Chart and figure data
:::::
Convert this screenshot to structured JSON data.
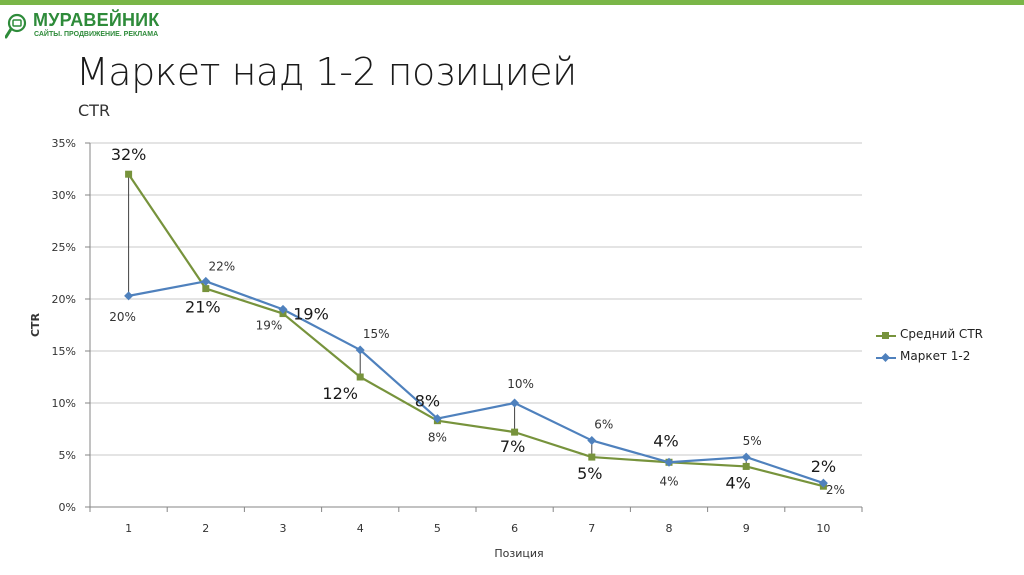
{
  "logo": {
    "name": "МУРАВЕЙНИК",
    "tagline": "САЙТЫ. ПРОДВИЖЕНИЕ. РЕКЛАМА"
  },
  "title": "Маркет над 1-2 позицией",
  "subtitle": "CTR",
  "colors": {
    "accent_bar": "#7ab648",
    "series_green": "#77933c",
    "series_blue": "#4f81bd",
    "grid": "#bfbfbf",
    "drop": "#404040"
  },
  "chart_data": {
    "type": "line",
    "xlabel": "Позиция",
    "ylabel": "CTR",
    "x": [
      1,
      2,
      3,
      4,
      5,
      6,
      7,
      8,
      9,
      10
    ],
    "x_tick_labels": [
      "1",
      "2",
      "3",
      "4",
      "5",
      "6",
      "7",
      "8",
      "9",
      "10"
    ],
    "ylim": [
      0,
      35
    ],
    "y_ticks": [
      0,
      5,
      10,
      15,
      20,
      25,
      30,
      35
    ],
    "y_tick_labels": [
      "0%",
      "5%",
      "10%",
      "15%",
      "20%",
      "25%",
      "30%",
      "35%"
    ],
    "grid": true,
    "legend_position": "right",
    "drop_lines": true,
    "series": [
      {
        "name": "Средний CTR",
        "color": "#77933c",
        "marker": "square",
        "values": [
          32,
          21,
          18.6,
          12.5,
          8.3,
          7.2,
          4.8,
          4.3,
          3.9,
          2.0
        ],
        "labels": [
          "32%",
          "21%",
          "19%",
          "12%",
          "8%",
          "7%",
          "5%",
          "4%",
          "4%",
          "2%"
        ]
      },
      {
        "name": "Маркет 1-2",
        "color": "#4f81bd",
        "marker": "diamond",
        "values": [
          20.3,
          21.7,
          19.0,
          15.1,
          8.5,
          10.0,
          6.4,
          4.3,
          4.8,
          2.3
        ],
        "labels": [
          "20%",
          "22%",
          "19%",
          "15%",
          "8%",
          "10%",
          "6%",
          "4%",
          "5%",
          "2%"
        ]
      }
    ]
  }
}
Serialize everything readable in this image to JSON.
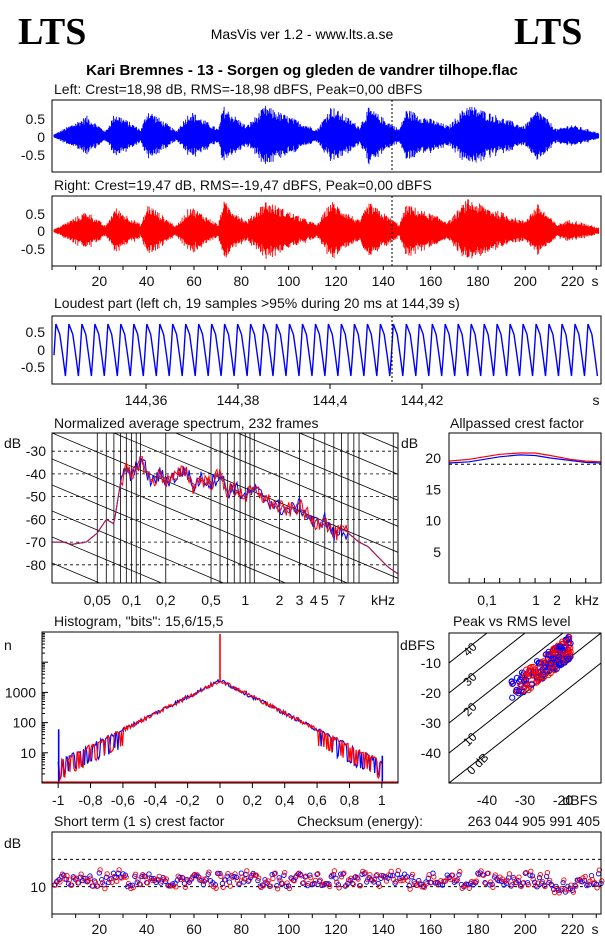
{
  "header": {
    "logo_left": "LTS",
    "logo_right": "LTS",
    "app_title": "MasVis ver 1.2 - www.lts.a.se",
    "file_title": "Kari Bremnes - 13 - Sorgen og gleden de vandrer tilhope.flac"
  },
  "colors": {
    "left": "#0000ff",
    "right": "#ff0000",
    "spectrum_avg": "#a02060"
  },
  "chart_data": [
    {
      "type": "line",
      "panel": "left_waveform",
      "title": "Left: Crest=18,98 dB, RMS=-18,98 dBFS, Peak=0,00 dBFS",
      "series": [
        {
          "name": "",
          "color": "#0000ff"
        }
      ],
      "yticks": [
        "0.5",
        "0",
        "-0.5"
      ],
      "ylim": [
        -1,
        1
      ],
      "xlim": [
        0,
        232
      ]
    },
    {
      "type": "line",
      "panel": "right_waveform",
      "title": "Right: Crest=19,47 dB, RMS=-19,47 dBFS, Peak=0,00 dBFS",
      "yticks": [
        "0.5",
        "0",
        "-0.5"
      ],
      "xticks": [
        "20",
        "40",
        "60",
        "80",
        "100",
        "120",
        "140",
        "160",
        "180",
        "200",
        "220",
        "s"
      ],
      "ylim": [
        -1,
        1
      ],
      "xlim": [
        0,
        232
      ]
    },
    {
      "type": "line",
      "panel": "loudest_part",
      "title": "Loudest part (left  ch, 19 samples >95% during 20 ms at 144,39 s)",
      "yticks": [
        "0.5",
        "0",
        "-0.5"
      ],
      "xticks": [
        "144,36",
        "144,38",
        "144,4",
        "144,42",
        "s"
      ],
      "xlim": [
        144.347,
        144.437
      ],
      "cycles": 42
    },
    {
      "type": "line",
      "panel": "spectrum",
      "title": "Normalized average spectrum, 232 frames",
      "ylabel": "dB",
      "yticks": [
        "-30",
        "-40",
        "-50",
        "-60",
        "-70",
        "-80"
      ],
      "xticks": [
        "0,05",
        "0,1",
        "0,2",
        "0,5",
        "1",
        "2",
        "3",
        "4",
        "5",
        "7",
        "kHz"
      ],
      "ylim": [
        -88,
        -22
      ],
      "xlim_khz": [
        0.02,
        22
      ],
      "points_khz_db": [
        [
          0.02,
          -70
        ],
        [
          0.025,
          -70
        ],
        [
          0.03,
          -71
        ],
        [
          0.04,
          -70
        ],
        [
          0.05,
          -66
        ],
        [
          0.06,
          -60
        ],
        [
          0.07,
          -62
        ],
        [
          0.08,
          -44
        ],
        [
          0.09,
          -38
        ],
        [
          0.1,
          -42
        ],
        [
          0.12,
          -33
        ],
        [
          0.15,
          -44
        ],
        [
          0.18,
          -40
        ],
        [
          0.2,
          -43
        ],
        [
          0.25,
          -41
        ],
        [
          0.3,
          -38
        ],
        [
          0.35,
          -46
        ],
        [
          0.4,
          -42
        ],
        [
          0.5,
          -44
        ],
        [
          0.6,
          -40
        ],
        [
          0.7,
          -48
        ],
        [
          0.8,
          -46
        ],
        [
          1.0,
          -50
        ],
        [
          1.2,
          -47
        ],
        [
          1.5,
          -51
        ],
        [
          2.0,
          -55
        ],
        [
          2.5,
          -56
        ],
        [
          3.0,
          -54
        ],
        [
          3.5,
          -58
        ],
        [
          4.0,
          -62
        ],
        [
          5.0,
          -60
        ],
        [
          6.0,
          -67
        ],
        [
          7.0,
          -65
        ],
        [
          8.0,
          -66
        ],
        [
          10.0,
          -70
        ],
        [
          12.0,
          -72
        ],
        [
          15.0,
          -77
        ],
        [
          18.0,
          -81
        ],
        [
          22.0,
          -84
        ]
      ]
    },
    {
      "type": "line",
      "panel": "allpassed_crest",
      "title": "Allpassed crest factor",
      "ylabel": "dB",
      "yticks": [
        "20",
        "15",
        "10",
        "5"
      ],
      "xticks": [
        "0,1",
        "1",
        "2",
        "kHz"
      ],
      "ylim": [
        0,
        24
      ],
      "series": [
        {
          "name": "",
          "color": "#0000ff",
          "points_khz_db": [
            [
              0.02,
              19.2
            ],
            [
              0.05,
              19.4
            ],
            [
              0.1,
              19.8
            ],
            [
              0.2,
              20.2
            ],
            [
              0.5,
              20.5
            ],
            [
              1,
              20.4
            ],
            [
              2,
              20.0
            ],
            [
              5,
              19.6
            ],
            [
              10,
              19.3
            ],
            [
              20,
              19.2
            ]
          ]
        },
        {
          "name": "",
          "color": "#ff0000",
          "points_khz_db": [
            [
              0.02,
              19.5
            ],
            [
              0.05,
              19.8
            ],
            [
              0.1,
              20.2
            ],
            [
              0.2,
              20.6
            ],
            [
              0.5,
              20.8
            ],
            [
              1,
              20.8
            ],
            [
              2,
              20.4
            ],
            [
              5,
              19.8
            ],
            [
              10,
              19.5
            ],
            [
              20,
              19.4
            ]
          ]
        }
      ],
      "ref_db": 19
    },
    {
      "type": "bar",
      "panel": "histogram",
      "title": "Histogram, \"bits\": 15,6/15,5",
      "ylabel": "n",
      "yticks": [
        "1000",
        "100",
        "10"
      ],
      "xticks": [
        "-1",
        "-0,8",
        "-0,6",
        "-0,4",
        "-0,2",
        "0",
        "0,2",
        "0,4",
        "0,6",
        "0,8",
        "1"
      ],
      "xlim": [
        -1.1,
        1.1
      ],
      "ylog_range": [
        1,
        100000
      ],
      "peak_count": 2500
    },
    {
      "type": "scatter",
      "panel": "peak_vs_rms",
      "title": "Peak vs RMS level",
      "ylabel": "dBFS",
      "xlabel": "dBFS",
      "yticks": [
        "-10",
        "-20",
        "-30",
        "-40"
      ],
      "xticks": [
        "-40",
        "-30",
        "-20"
      ],
      "diag_labels": [
        "40",
        "30",
        "20",
        "10",
        "0 dB"
      ],
      "xlim": [
        -50,
        -10
      ],
      "ylim": [
        -50,
        0
      ]
    },
    {
      "type": "scatter",
      "panel": "short_term_crest",
      "title": "Short term (1 s) crest factor",
      "ylabel": "dB",
      "yticks": [
        "10"
      ],
      "xticks": [
        "20",
        "40",
        "60",
        "80",
        "100",
        "120",
        "140",
        "160",
        "180",
        "200",
        "220",
        "s"
      ],
      "xlim": [
        0,
        232
      ],
      "ylim": [
        0,
        30
      ]
    }
  ],
  "checksum": {
    "label": "Checksum (energy):",
    "value": "263 044 905 991 405"
  }
}
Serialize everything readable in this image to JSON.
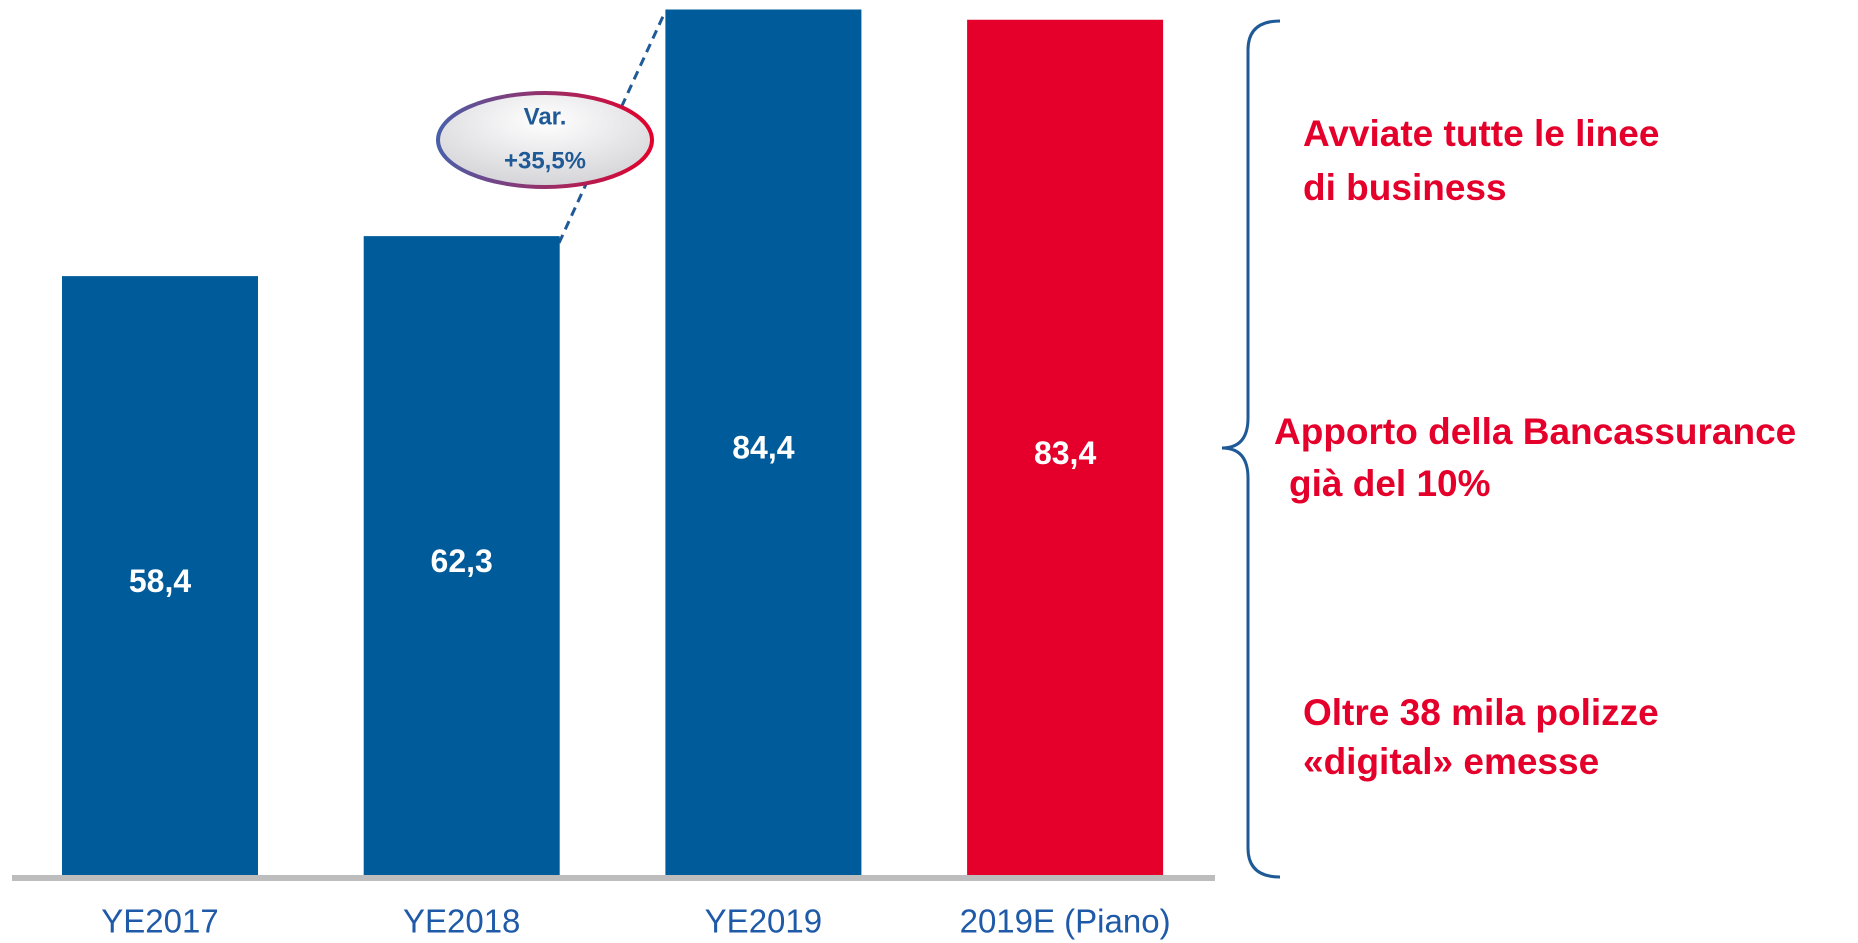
{
  "chart_data": {
    "type": "bar",
    "categories": [
      "YE2017",
      "YE2018",
      "YE2019",
      "2019E (Piano)"
    ],
    "values": [
      58.4,
      62.3,
      84.4,
      83.4
    ],
    "value_labels": [
      "58,4",
      "62,3",
      "84,4",
      "83,4"
    ],
    "colors": [
      "#005b9a",
      "#005b9a",
      "#005b9a",
      "#e4002b"
    ],
    "change_label": [
      "Var.",
      "+35,5%"
    ],
    "notes": [
      [
        "Avviate tutte le linee",
        "di business"
      ],
      [
        "Apporto della Bancassurance",
        "già del 10%"
      ],
      [
        "Oltre 38 mila polizze",
        "«digital» emesse"
      ]
    ]
  }
}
:::::
▶ [Objective]: List each line in the listing that contains the string "factor".

▶ [Written answer]:
      "title": "Allpassed crest factor",
      "title": "Short term (1 s) crest factor",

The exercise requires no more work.